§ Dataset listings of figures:
#####

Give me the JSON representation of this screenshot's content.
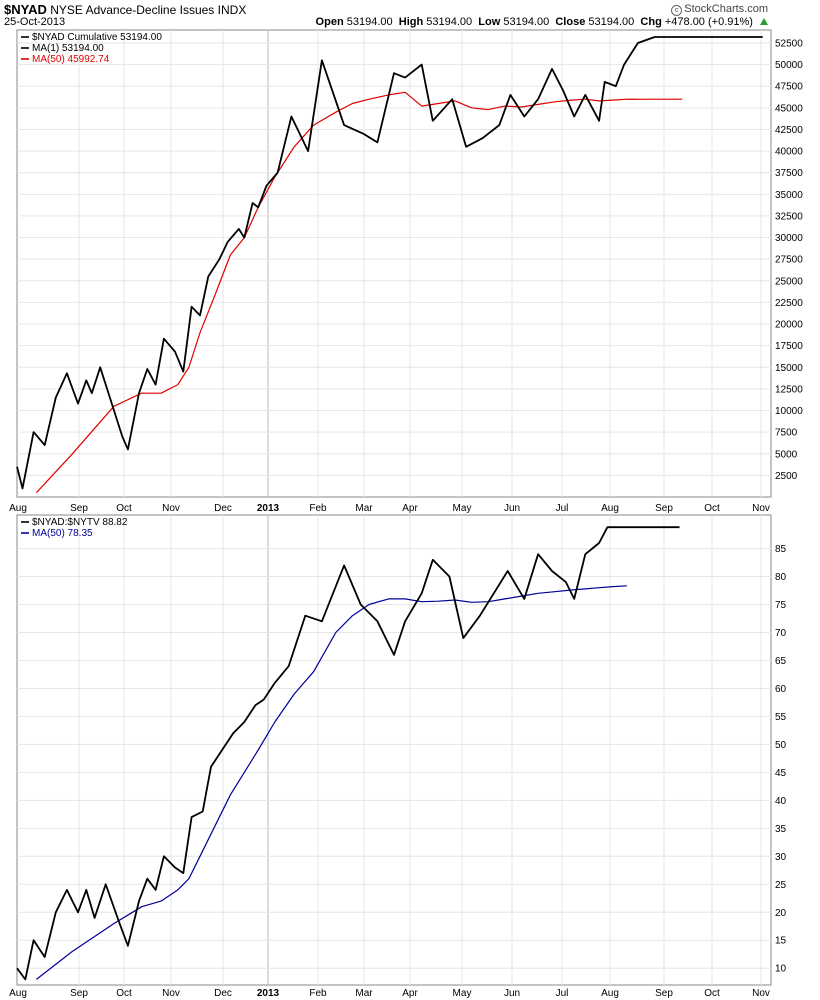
{
  "header": {
    "symbol": "$NYAD",
    "name": "NYSE Advance-Decline Issues",
    "exchange": "INDX",
    "date": "25-Oct-2013",
    "credit": "StockCharts.com",
    "ohlc": {
      "open_label": "Open",
      "open": "53194.00",
      "high_label": "High",
      "high": "53194.00",
      "low_label": "Low",
      "low": "53194.00",
      "close_label": "Close",
      "close": "53194.00",
      "chg_label": "Chg",
      "chg": "+478.00 (+0.91%)"
    }
  },
  "colors": {
    "price": "#000000",
    "ma_top": "#e00000",
    "ma_bottom": "#000099",
    "grid": "#e6e6e6",
    "axis": "#888888"
  },
  "chart_data": [
    {
      "type": "line",
      "panel": "top",
      "legend": [
        {
          "label": "$NYAD  Cumulative 53194.00",
          "color": "#000000"
        },
        {
          "label": "MA(1) 53194.00",
          "color": "#000000"
        },
        {
          "label": "MA(50) 45992.74",
          "color": "#e00000"
        }
      ],
      "ylim": [
        0,
        54000
      ],
      "yticks": [
        2500,
        5000,
        7500,
        10000,
        12500,
        15000,
        17500,
        20000,
        22500,
        25000,
        27500,
        30000,
        32500,
        35000,
        37500,
        40000,
        42500,
        45000,
        47500,
        50000,
        52500
      ],
      "x_labels": [
        "Aug",
        "Sep",
        "Oct",
        "Nov",
        "Dec",
        "2013",
        "Feb",
        "Mar",
        "Apr",
        "May",
        "Jun",
        "Jul",
        "Aug",
        "Sep",
        "Oct",
        "Nov"
      ],
      "series": [
        {
          "name": "$NYAD",
          "color": "#000000",
          "x": [
            0,
            2,
            6,
            10,
            14,
            18,
            22,
            25,
            27,
            30,
            35,
            38,
            40,
            44,
            47,
            50,
            53,
            57,
            60,
            63,
            66,
            69,
            73,
            76,
            80,
            82,
            85,
            87,
            90,
            94,
            99,
            105,
            110,
            118,
            125,
            130,
            136,
            140,
            146,
            150,
            157,
            162,
            168,
            174,
            178,
            183,
            188,
            193,
            197,
            201,
            205,
            210,
            212,
            216,
            219,
            224,
            230,
            234,
            238,
            243,
            246,
            249,
            252,
            255,
            258,
            262,
            265,
            269
          ],
          "y": [
            3500,
            1000,
            7500,
            6000,
            11500,
            14300,
            10800,
            13500,
            12000,
            15000,
            10000,
            7000,
            5500,
            12000,
            14800,
            13000,
            18300,
            16800,
            14500,
            22000,
            21000,
            25500,
            27500,
            29500,
            31000,
            30000,
            34000,
            33500,
            36000,
            37500,
            44000,
            40000,
            50500,
            43000,
            42000,
            41000,
            49000,
            48500,
            50000,
            43500,
            46000,
            40500,
            41500,
            43000,
            46500,
            44000,
            46000,
            49500,
            47000,
            44000,
            46500,
            43500,
            48000,
            47500,
            50000,
            52500,
            53194,
            53194,
            53194,
            53194,
            53194,
            53194,
            53194,
            53194,
            53194,
            53194,
            53194,
            53194
          ]
        },
        {
          "name": "MA(50)",
          "color": "#e00000",
          "x": [
            7,
            20,
            35,
            45,
            52,
            58,
            62,
            66,
            71,
            77,
            82,
            87,
            93,
            100,
            107,
            115,
            121,
            127,
            134,
            140,
            146,
            152,
            158,
            164,
            170,
            176,
            182,
            188,
            194,
            200,
            205,
            210,
            215,
            220,
            225,
            230,
            235,
            240
          ],
          "y": [
            500,
            5000,
            10500,
            12000,
            12000,
            13000,
            15000,
            19000,
            23000,
            28000,
            30000,
            33500,
            37000,
            40500,
            43000,
            44500,
            45500,
            46000,
            46500,
            46800,
            45200,
            45500,
            45800,
            45000,
            44800,
            45200,
            45100,
            45400,
            45700,
            45900,
            46000,
            45800,
            45900,
            45995,
            45992,
            45993,
            45992.74,
            45992.74
          ]
        }
      ]
    },
    {
      "type": "line",
      "panel": "bottom",
      "legend": [
        {
          "label": "$NYAD:$NYTV  88.82",
          "color": "#000000"
        },
        {
          "label": "MA(50) 78.35",
          "color": "#000099"
        }
      ],
      "ylim": [
        7,
        91
      ],
      "yticks": [
        10,
        15,
        20,
        25,
        30,
        35,
        40,
        45,
        50,
        55,
        60,
        65,
        70,
        75,
        80,
        85
      ],
      "x_labels": [
        "Aug",
        "Sep",
        "Oct",
        "Nov",
        "Dec",
        "2013",
        "Feb",
        "Mar",
        "Apr",
        "May",
        "Jun",
        "Jul",
        "Aug",
        "Sep",
        "Oct",
        "Nov"
      ],
      "series": [
        {
          "name": "$NYAD:$NYTV",
          "color": "#000000",
          "x": [
            0,
            3,
            6,
            10,
            14,
            18,
            22,
            25,
            28,
            32,
            37,
            40,
            44,
            47,
            50,
            53,
            57,
            60,
            63,
            67,
            70,
            74,
            78,
            82,
            86,
            89,
            93,
            98,
            104,
            110,
            118,
            124,
            130,
            136,
            140,
            146,
            150,
            156,
            161,
            167,
            172,
            177,
            183,
            188,
            193,
            198,
            201,
            205,
            210,
            213,
            216,
            219,
            223,
            228,
            234,
            239
          ],
          "y": [
            10,
            8,
            15,
            12,
            20,
            24,
            20,
            24,
            19,
            25,
            18,
            14,
            22,
            26,
            24,
            30,
            28,
            27,
            37,
            38,
            46,
            49,
            52,
            54,
            57,
            58,
            61,
            64,
            73,
            72,
            82,
            75,
            72,
            66,
            72,
            77,
            83,
            80,
            69,
            73,
            77,
            81,
            76,
            84,
            81,
            79,
            76,
            84,
            86,
            88.82,
            88.82,
            88.82,
            88.82,
            88.82,
            88.82,
            88.82
          ]
        },
        {
          "name": "MA(50)",
          "color": "#000099",
          "x": [
            7,
            20,
            35,
            45,
            52,
            58,
            62,
            66,
            71,
            77,
            82,
            87,
            93,
            100,
            107,
            115,
            121,
            127,
            134,
            140,
            146,
            152,
            158,
            164,
            170,
            176,
            182,
            188,
            194,
            200,
            205,
            210,
            215,
            220
          ],
          "y": [
            8,
            13,
            18,
            21,
            22,
            24,
            26,
            30,
            35,
            41,
            45,
            49,
            54,
            59,
            63,
            70,
            73,
            75,
            76,
            76,
            75.5,
            75.6,
            75.8,
            75.4,
            75.5,
            76,
            76.5,
            77,
            77.3,
            77.6,
            77.8,
            78,
            78.2,
            78.35
          ]
        }
      ]
    }
  ]
}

#####

Locate the word "name" in the records above, and return each line that has it.

    "name": "NYSE Advance-Decline Issues",
          "name": "$NYAD",
          "name": "MA(50)",
          "name": "$NYAD:$NYTV",
          "name": "MA(50)",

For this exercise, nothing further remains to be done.